◆ **Exercise requirements**:
Copy all lines holding the word "niveles" from the entries.
══ Records for this task
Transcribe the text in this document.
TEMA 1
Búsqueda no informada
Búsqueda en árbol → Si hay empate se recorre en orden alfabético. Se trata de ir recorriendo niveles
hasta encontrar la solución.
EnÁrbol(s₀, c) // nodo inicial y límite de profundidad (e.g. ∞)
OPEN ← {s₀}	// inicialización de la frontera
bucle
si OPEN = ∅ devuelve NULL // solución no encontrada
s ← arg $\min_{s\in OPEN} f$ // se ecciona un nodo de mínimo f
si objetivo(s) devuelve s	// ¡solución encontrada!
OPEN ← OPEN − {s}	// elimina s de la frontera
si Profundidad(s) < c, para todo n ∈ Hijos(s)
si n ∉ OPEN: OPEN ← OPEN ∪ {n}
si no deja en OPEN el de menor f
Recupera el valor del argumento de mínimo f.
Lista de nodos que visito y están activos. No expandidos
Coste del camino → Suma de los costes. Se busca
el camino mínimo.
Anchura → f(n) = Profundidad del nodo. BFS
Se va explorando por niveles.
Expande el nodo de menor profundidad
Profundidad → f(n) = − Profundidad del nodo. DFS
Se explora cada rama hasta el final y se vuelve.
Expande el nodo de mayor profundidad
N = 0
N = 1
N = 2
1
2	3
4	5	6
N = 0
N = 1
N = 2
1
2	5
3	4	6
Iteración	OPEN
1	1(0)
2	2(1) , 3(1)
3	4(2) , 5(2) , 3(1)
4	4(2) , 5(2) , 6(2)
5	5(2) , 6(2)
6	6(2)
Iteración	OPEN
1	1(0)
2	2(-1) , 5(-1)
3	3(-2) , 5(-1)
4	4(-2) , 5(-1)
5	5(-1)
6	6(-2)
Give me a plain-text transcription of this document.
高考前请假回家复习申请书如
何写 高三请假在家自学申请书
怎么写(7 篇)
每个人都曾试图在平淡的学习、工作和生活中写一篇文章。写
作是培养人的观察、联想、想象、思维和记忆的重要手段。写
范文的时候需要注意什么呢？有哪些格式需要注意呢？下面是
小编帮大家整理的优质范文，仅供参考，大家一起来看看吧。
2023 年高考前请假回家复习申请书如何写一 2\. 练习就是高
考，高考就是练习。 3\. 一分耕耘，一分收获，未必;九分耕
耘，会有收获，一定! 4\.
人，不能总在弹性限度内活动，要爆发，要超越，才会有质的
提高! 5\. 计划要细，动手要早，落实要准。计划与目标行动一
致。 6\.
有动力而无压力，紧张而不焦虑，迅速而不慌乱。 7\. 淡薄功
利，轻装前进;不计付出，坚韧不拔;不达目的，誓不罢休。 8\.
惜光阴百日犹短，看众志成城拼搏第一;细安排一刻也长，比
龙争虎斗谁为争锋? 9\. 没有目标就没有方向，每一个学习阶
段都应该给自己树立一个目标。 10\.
════
◆ **Answer to the task**:
Búsqueda en árbol → Si hay empate se recorre en orden alfabético. Se trata de ir recorriendo niveles
Se va explorando por niveles.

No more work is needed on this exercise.